* Begin *
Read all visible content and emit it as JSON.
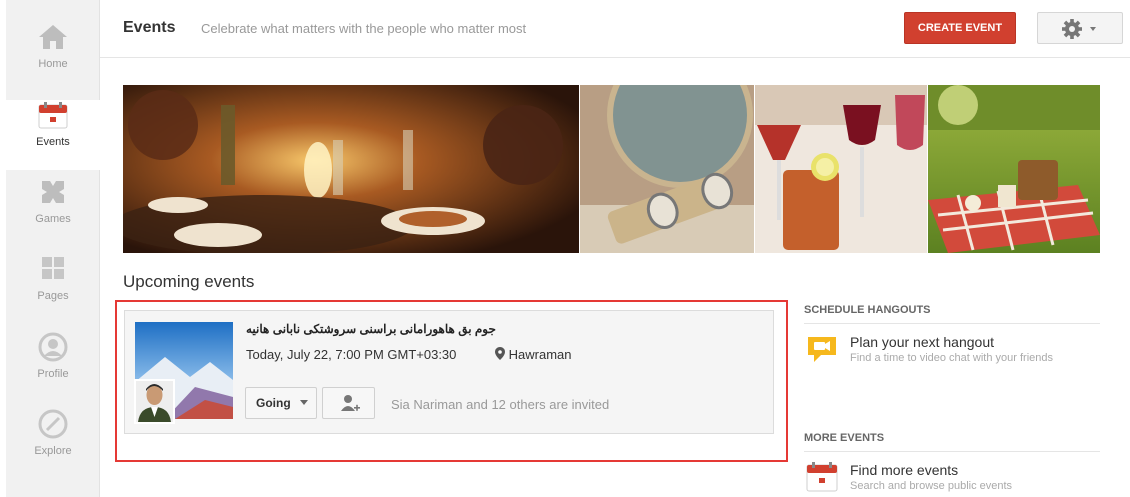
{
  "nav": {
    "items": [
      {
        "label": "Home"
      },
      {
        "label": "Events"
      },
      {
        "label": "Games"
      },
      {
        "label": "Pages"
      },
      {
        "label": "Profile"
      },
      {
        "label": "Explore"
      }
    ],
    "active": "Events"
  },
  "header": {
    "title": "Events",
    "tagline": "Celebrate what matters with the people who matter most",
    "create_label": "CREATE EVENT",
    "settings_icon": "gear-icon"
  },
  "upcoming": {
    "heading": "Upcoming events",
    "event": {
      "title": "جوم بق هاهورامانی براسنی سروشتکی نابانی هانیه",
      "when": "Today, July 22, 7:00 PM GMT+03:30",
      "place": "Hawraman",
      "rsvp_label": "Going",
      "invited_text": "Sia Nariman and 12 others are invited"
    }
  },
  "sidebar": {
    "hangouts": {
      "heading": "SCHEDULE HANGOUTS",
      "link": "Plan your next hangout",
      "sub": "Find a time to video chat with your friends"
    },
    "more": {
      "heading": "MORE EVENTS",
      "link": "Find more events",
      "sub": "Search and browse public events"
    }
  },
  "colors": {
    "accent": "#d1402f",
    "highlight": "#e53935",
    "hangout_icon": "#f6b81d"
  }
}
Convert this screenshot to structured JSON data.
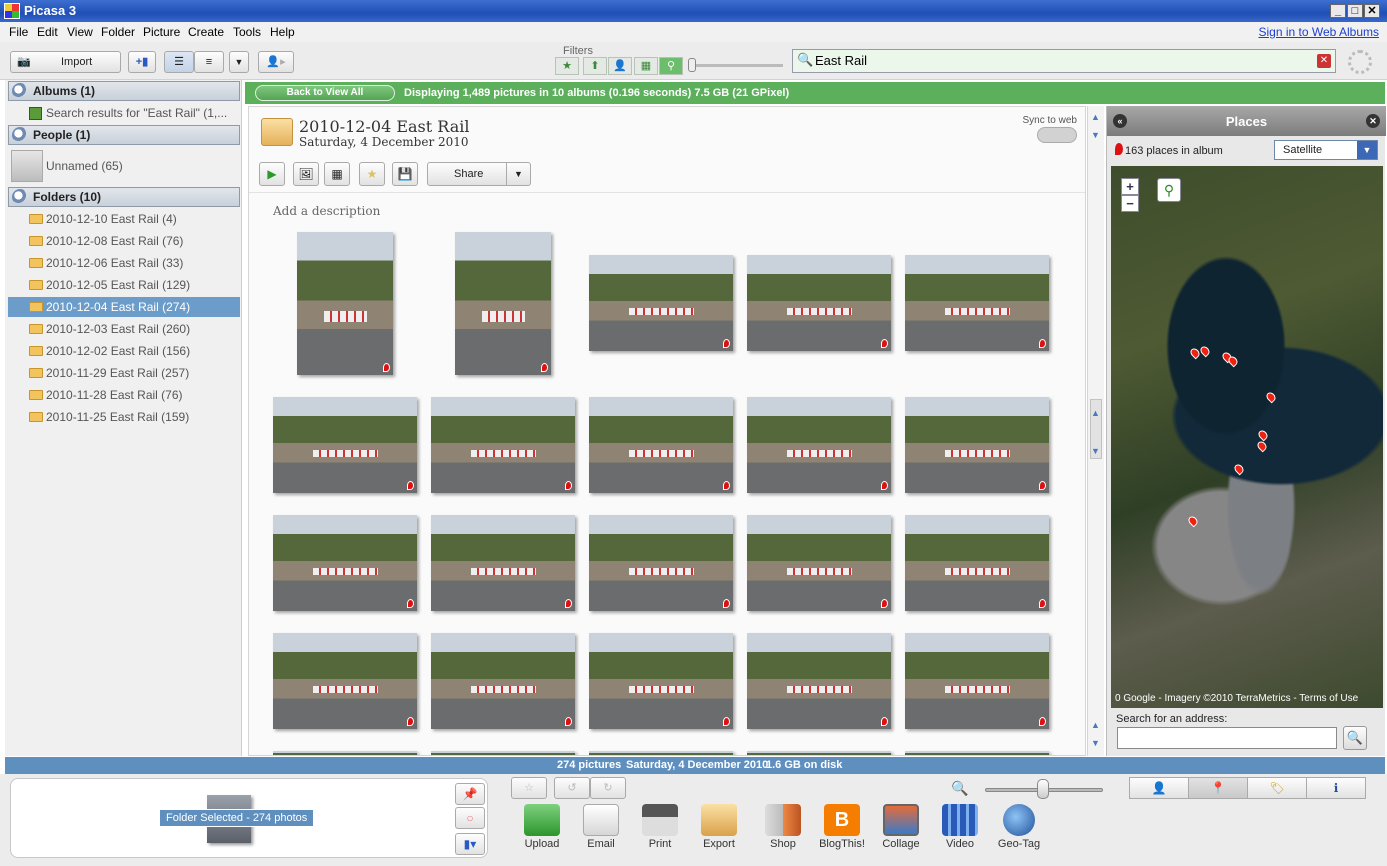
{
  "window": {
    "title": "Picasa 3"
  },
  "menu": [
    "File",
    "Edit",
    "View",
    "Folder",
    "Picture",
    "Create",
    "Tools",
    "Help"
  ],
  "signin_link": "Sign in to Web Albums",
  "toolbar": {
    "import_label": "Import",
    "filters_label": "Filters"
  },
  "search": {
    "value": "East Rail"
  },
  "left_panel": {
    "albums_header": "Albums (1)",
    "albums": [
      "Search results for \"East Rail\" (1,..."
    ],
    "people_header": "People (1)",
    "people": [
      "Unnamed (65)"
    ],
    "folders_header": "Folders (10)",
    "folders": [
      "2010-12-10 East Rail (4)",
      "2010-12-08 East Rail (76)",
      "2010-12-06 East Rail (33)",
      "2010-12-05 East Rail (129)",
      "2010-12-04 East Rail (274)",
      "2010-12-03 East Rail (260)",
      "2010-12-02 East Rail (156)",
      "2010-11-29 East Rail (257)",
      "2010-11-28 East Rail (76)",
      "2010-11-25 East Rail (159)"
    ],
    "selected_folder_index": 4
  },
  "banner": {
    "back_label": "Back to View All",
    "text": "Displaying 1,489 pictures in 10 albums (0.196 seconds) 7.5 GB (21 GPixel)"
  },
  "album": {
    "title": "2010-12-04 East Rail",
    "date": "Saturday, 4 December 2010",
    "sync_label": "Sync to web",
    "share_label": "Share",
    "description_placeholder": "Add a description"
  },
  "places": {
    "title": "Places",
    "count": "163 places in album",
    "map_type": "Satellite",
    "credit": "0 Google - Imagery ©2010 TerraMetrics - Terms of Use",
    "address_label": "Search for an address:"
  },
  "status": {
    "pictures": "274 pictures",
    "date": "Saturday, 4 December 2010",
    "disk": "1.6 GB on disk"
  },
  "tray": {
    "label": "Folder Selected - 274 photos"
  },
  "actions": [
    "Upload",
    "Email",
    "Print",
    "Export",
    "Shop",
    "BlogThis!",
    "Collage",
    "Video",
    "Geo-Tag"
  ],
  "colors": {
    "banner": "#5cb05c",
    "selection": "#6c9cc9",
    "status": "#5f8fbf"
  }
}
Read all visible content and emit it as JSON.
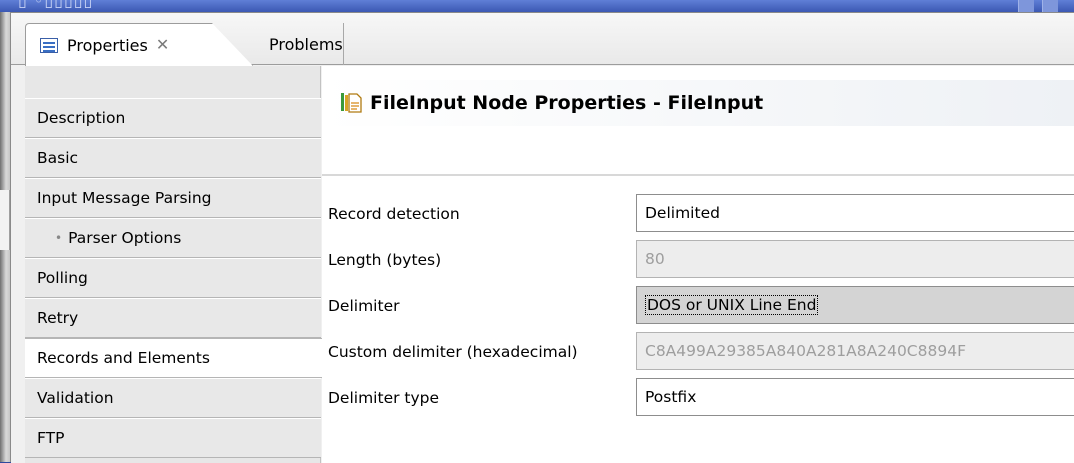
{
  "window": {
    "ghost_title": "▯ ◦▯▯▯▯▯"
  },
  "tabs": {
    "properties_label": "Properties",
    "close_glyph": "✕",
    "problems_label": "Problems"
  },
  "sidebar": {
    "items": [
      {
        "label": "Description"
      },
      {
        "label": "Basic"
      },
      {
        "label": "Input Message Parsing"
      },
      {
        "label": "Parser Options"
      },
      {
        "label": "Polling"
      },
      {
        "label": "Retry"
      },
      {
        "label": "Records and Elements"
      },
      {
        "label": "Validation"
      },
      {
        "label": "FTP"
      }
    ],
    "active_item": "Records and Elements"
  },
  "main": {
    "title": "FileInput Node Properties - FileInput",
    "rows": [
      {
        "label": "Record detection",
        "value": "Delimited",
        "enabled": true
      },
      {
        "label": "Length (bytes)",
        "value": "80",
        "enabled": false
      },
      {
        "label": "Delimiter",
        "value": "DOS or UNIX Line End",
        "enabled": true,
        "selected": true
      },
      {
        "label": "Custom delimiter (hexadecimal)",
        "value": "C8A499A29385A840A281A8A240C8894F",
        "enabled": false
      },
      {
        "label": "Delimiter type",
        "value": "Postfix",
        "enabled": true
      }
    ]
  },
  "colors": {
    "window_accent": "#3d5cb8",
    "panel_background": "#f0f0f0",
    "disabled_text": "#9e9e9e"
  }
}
* End *
### Short task
Quote every entry exactly, with the pictures omitted.

### Correct response
Read all visible content and emit it as JSON.
{
  "nav": {
    "items": [
      {
        "label": "Home"
      },
      {
        "label": "Events"
      },
      {
        "label": "Games"
      },
      {
        "label": "Pages"
      },
      {
        "label": "Profile"
      },
      {
        "label": "Explore"
      }
    ],
    "active": "Events"
  },
  "header": {
    "title": "Events",
    "tagline": "Celebrate what matters with the people who matter most",
    "create_label": "CREATE EVENT",
    "settings_icon": "gear-icon"
  },
  "upcoming": {
    "heading": "Upcoming events",
    "event": {
      "title": "جوم بق هاهورامانی براسنی سروشتکی نابانی هانیه",
      "when": "Today, July 22, 7:00 PM GMT+03:30",
      "place": "Hawraman",
      "rsvp_label": "Going",
      "invited_text": "Sia Nariman and 12 others are invited"
    }
  },
  "sidebar": {
    "hangouts": {
      "heading": "SCHEDULE HANGOUTS",
      "link": "Plan your next hangout",
      "sub": "Find a time to video chat with your friends"
    },
    "more": {
      "heading": "MORE EVENTS",
      "link": "Find more events",
      "sub": "Search and browse public events"
    }
  },
  "colors": {
    "accent": "#d1402f",
    "highlight": "#e53935",
    "hangout_icon": "#f6b81d"
  }
}
Convert this screenshot to structured JSON data.
{
  "window": {
    "title": "Picasa 3"
  },
  "menu": [
    "File",
    "Edit",
    "View",
    "Folder",
    "Picture",
    "Create",
    "Tools",
    "Help"
  ],
  "signin_link": "Sign in to Web Albums",
  "toolbar": {
    "import_label": "Import",
    "filters_label": "Filters"
  },
  "search": {
    "value": "East Rail"
  },
  "left_panel": {
    "albums_header": "Albums (1)",
    "albums": [
      "Search results for \"East Rail\" (1,..."
    ],
    "people_header": "People (1)",
    "people": [
      "Unnamed (65)"
    ],
    "folders_header": "Folders (10)",
    "folders": [
      "2010-12-10 East Rail (4)",
      "2010-12-08 East Rail (76)",
      "2010-12-06 East Rail (33)",
      "2010-12-05 East Rail (129)",
      "2010-12-04 East Rail (274)",
      "2010-12-03 East Rail (260)",
      "2010-12-02 East Rail (156)",
      "2010-11-29 East Rail (257)",
      "2010-11-28 East Rail (76)",
      "2010-11-25 East Rail (159)"
    ],
    "selected_folder_index": 4
  },
  "banner": {
    "back_label": "Back to View All",
    "text": "Displaying 1,489 pictures in 10 albums (0.196 seconds) 7.5 GB (21 GPixel)"
  },
  "album": {
    "title": "2010-12-04 East Rail",
    "date": "Saturday, 4 December 2010",
    "sync_label": "Sync to web",
    "share_label": "Share",
    "description_placeholder": "Add a description"
  },
  "places": {
    "title": "Places",
    "count": "163 places in album",
    "map_type": "Satellite",
    "credit": "0 Google - Imagery ©2010 TerraMetrics - Terms of Use",
    "address_label": "Search for an address:"
  },
  "status": {
    "pictures": "274 pictures",
    "date": "Saturday, 4 December 2010",
    "disk": "1.6 GB on disk"
  },
  "tray": {
    "label": "Folder Selected - 274 photos"
  },
  "actions": [
    "Upload",
    "Email",
    "Print",
    "Export",
    "Shop",
    "BlogThis!",
    "Collage",
    "Video",
    "Geo-Tag"
  ],
  "colors": {
    "banner": "#5cb05c",
    "selection": "#6c9cc9",
    "status": "#5f8fbf"
  }
}
Read all visible content and emit it as JSON.
{
  "window": {
    "ghost_title": "▯ ◦▯▯▯▯▯"
  },
  "tabs": {
    "properties_label": "Properties",
    "close_glyph": "✕",
    "problems_label": "Problems"
  },
  "sidebar": {
    "items": [
      {
        "label": "Description"
      },
      {
        "label": "Basic"
      },
      {
        "label": "Input Message Parsing"
      },
      {
        "label": "Parser Options"
      },
      {
        "label": "Polling"
      },
      {
        "label": "Retry"
      },
      {
        "label": "Records and Elements"
      },
      {
        "label": "Validation"
      },
      {
        "label": "FTP"
      }
    ],
    "active_item": "Records and Elements"
  },
  "main": {
    "title": "FileInput Node Properties - FileInput",
    "rows": [
      {
        "label": "Record detection",
        "value": "Delimited",
        "enabled": true
      },
      {
        "label": "Length (bytes)",
        "value": "80",
        "enabled": false
      },
      {
        "label": "Delimiter",
        "value": "DOS or UNIX Line End",
        "enabled": true,
        "selected": true
      },
      {
        "label": "Custom delimiter (hexadecimal)",
        "value": "C8A499A29385A840A281A8A240C8894F",
        "enabled": false
      },
      {
        "label": "Delimiter type",
        "value": "Postfix",
        "enabled": true
      }
    ]
  },
  "colors": {
    "window_accent": "#3d5cb8",
    "panel_background": "#f0f0f0",
    "disabled_text": "#9e9e9e"
  }
}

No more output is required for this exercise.